> _Exercise objective_
Find every line in the records below that holds the word "title", and copy it out.
-- BEGIN Task material --
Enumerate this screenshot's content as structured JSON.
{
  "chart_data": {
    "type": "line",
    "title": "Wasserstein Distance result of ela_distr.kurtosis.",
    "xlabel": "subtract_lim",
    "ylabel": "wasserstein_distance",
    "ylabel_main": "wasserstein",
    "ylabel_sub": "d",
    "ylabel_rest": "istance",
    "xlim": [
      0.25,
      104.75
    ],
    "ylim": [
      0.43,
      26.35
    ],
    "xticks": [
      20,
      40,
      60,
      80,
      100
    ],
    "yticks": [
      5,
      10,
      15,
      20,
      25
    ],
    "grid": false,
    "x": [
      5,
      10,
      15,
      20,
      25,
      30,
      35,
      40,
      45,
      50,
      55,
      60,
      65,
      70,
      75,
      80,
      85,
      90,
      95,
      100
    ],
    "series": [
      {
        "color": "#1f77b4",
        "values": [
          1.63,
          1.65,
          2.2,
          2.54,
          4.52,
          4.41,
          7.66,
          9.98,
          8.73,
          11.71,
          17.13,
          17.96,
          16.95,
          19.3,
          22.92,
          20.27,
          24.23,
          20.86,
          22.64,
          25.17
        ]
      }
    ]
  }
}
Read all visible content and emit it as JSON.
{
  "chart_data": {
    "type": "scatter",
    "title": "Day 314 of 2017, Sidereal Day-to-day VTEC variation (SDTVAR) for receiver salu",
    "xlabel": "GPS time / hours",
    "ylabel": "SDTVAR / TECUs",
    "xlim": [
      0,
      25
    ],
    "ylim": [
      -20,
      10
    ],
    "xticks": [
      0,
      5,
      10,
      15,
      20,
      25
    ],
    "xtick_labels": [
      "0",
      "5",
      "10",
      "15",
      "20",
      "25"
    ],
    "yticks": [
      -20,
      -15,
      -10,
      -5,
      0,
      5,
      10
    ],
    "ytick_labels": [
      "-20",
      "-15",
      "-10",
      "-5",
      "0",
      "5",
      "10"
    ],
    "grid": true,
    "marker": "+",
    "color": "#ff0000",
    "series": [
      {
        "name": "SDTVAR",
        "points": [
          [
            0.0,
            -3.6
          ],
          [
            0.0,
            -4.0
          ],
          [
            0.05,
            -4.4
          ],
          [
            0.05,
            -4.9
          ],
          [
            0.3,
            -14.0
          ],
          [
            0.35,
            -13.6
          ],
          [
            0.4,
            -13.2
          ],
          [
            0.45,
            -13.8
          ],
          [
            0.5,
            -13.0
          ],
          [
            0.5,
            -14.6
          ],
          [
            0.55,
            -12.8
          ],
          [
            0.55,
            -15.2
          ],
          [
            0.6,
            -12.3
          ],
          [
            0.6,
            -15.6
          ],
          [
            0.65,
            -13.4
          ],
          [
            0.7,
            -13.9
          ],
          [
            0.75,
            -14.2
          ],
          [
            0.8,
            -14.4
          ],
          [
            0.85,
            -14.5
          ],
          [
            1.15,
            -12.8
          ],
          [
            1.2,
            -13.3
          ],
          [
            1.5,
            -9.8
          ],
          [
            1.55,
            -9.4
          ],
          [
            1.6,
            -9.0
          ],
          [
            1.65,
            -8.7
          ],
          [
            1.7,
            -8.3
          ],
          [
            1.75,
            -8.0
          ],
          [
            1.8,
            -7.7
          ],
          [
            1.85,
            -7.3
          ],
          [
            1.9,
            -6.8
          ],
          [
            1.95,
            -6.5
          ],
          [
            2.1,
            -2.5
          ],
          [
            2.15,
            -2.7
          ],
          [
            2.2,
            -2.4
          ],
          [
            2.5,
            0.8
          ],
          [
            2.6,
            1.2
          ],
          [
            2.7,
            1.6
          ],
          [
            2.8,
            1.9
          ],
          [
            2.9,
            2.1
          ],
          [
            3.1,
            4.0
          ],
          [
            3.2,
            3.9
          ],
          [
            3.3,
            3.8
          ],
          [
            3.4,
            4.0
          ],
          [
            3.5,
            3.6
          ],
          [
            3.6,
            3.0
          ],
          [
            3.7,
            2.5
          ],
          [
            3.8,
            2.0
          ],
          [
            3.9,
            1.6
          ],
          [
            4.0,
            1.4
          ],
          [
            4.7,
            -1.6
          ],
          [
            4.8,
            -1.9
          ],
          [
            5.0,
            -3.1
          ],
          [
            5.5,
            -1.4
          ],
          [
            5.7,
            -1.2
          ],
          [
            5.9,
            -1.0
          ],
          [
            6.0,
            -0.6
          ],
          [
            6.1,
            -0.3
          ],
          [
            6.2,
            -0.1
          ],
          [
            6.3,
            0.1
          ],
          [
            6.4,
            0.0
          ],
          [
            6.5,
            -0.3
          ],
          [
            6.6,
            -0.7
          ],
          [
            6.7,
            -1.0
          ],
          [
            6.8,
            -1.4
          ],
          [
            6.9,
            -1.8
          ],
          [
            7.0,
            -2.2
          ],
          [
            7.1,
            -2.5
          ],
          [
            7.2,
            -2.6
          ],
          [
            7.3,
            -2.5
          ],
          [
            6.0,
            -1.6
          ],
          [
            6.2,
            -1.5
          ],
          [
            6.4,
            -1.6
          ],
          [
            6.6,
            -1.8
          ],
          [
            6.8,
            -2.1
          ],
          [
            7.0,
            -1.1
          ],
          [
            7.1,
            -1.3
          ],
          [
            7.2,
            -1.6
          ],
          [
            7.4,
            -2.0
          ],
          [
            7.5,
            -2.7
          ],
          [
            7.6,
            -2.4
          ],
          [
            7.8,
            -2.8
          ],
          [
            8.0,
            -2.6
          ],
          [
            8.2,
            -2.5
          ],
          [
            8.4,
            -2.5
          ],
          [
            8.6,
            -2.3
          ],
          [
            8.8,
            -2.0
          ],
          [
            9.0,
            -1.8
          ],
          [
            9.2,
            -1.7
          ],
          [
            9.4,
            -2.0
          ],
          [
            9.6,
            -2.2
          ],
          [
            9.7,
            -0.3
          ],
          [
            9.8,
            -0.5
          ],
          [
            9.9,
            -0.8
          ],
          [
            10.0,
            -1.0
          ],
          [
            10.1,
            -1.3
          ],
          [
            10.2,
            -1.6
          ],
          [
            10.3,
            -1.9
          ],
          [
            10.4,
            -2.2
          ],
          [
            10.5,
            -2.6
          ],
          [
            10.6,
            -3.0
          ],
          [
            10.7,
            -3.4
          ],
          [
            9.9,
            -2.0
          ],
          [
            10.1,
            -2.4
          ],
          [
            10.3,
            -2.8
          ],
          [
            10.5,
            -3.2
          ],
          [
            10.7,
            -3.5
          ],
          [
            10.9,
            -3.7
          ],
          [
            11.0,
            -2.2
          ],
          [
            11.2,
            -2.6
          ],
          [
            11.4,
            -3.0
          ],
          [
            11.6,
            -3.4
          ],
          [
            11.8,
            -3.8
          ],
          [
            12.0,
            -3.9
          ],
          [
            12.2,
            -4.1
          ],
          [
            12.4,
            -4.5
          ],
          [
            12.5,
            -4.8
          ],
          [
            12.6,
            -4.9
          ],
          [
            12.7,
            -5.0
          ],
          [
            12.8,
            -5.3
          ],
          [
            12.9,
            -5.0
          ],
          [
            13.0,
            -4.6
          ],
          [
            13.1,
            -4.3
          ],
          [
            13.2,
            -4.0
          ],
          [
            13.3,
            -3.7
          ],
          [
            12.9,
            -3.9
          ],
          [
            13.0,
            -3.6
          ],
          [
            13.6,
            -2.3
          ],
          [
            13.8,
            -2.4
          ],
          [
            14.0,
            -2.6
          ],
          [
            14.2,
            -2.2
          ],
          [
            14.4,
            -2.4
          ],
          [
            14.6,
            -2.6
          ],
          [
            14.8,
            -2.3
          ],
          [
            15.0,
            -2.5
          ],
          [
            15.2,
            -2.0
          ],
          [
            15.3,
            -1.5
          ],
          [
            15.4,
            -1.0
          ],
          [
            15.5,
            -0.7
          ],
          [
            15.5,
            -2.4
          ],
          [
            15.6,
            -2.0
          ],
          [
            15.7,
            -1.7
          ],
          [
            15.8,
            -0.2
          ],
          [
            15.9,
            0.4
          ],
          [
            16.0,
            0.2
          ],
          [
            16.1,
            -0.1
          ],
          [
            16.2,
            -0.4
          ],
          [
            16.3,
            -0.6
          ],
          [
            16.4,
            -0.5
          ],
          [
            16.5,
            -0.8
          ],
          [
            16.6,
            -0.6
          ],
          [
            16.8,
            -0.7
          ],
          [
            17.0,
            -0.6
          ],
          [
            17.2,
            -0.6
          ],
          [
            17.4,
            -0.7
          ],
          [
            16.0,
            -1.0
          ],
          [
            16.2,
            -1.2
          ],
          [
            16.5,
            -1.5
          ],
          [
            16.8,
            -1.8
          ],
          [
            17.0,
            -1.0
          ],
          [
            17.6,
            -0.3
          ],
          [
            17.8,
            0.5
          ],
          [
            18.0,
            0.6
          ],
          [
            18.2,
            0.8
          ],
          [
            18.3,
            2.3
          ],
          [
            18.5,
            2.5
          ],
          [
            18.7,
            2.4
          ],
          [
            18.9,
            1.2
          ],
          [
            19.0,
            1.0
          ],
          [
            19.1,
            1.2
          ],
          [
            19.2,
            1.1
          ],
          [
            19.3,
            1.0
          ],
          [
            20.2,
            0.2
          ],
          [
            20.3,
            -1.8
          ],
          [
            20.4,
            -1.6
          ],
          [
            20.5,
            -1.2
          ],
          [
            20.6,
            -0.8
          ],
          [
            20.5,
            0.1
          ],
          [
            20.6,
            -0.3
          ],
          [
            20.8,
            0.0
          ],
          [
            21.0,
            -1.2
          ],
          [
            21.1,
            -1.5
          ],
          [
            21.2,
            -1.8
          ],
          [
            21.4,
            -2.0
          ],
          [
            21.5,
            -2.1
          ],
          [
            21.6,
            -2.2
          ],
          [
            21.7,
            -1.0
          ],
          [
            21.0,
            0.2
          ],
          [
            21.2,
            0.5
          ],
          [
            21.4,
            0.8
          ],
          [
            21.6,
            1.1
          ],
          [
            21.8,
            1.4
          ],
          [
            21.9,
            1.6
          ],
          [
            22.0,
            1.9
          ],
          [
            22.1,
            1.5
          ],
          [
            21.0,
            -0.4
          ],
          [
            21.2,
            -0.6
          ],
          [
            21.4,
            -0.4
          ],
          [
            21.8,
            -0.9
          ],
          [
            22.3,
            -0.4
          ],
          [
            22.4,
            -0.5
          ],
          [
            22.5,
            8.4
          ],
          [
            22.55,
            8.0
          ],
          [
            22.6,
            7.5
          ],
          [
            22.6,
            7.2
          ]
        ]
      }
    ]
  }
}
-- END Task material --
> _Solution to the problem_
    "title": "Wasserstein Distance result of ela_distr.kurtosis.",
    "title": "Day 314 of 2017, Sidereal Day-to-day VTEC variation (SDTVAR) for receiver salu",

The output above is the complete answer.